> Records:
● ● ●

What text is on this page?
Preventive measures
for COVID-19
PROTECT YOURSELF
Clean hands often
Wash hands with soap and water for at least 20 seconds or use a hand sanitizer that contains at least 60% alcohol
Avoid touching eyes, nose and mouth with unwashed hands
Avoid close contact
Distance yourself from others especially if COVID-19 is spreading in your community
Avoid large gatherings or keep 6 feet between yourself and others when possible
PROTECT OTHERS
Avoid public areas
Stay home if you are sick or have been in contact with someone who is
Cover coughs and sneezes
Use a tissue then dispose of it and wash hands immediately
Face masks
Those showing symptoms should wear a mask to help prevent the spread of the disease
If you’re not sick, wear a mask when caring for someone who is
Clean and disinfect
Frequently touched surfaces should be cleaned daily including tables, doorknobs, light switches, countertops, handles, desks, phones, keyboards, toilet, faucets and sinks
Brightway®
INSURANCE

● ● ●

> Description of the task: Output every line above without altering anything.

> Solution for this problem:
What text is on this page?
Preventive measures
for COVID-19
PROTECT YOURSELF
Clean hands often
Wash hands with soap and water for at least 20 seconds or use a hand sanitizer that contains at least 60% alcohol
Avoid touching eyes, nose and mouth with unwashed hands
Avoid close contact
Distance yourself from others especially if COVID-19 is spreading in your community
Avoid large gatherings or keep 6 feet between yourself and others when possible
PROTECT OTHERS
Avoid public areas
Stay home if you are sick or have been in contact with someone who is
Cover coughs and sneezes
Use a tissue then dispose of it and wash hands immediately
Face masks
Those showing symptoms should wear a mask to help prevent the spread of the disease
If you’re not sick, wear a mask when caring for someone who is
Clean and disinfect
Frequently touched surfaces should be cleaned daily including tables, doorknobs, light switches, countertops, handles, desks, phones, keyboards, toilet, faucets and sinks
Brightway®
INSURANCE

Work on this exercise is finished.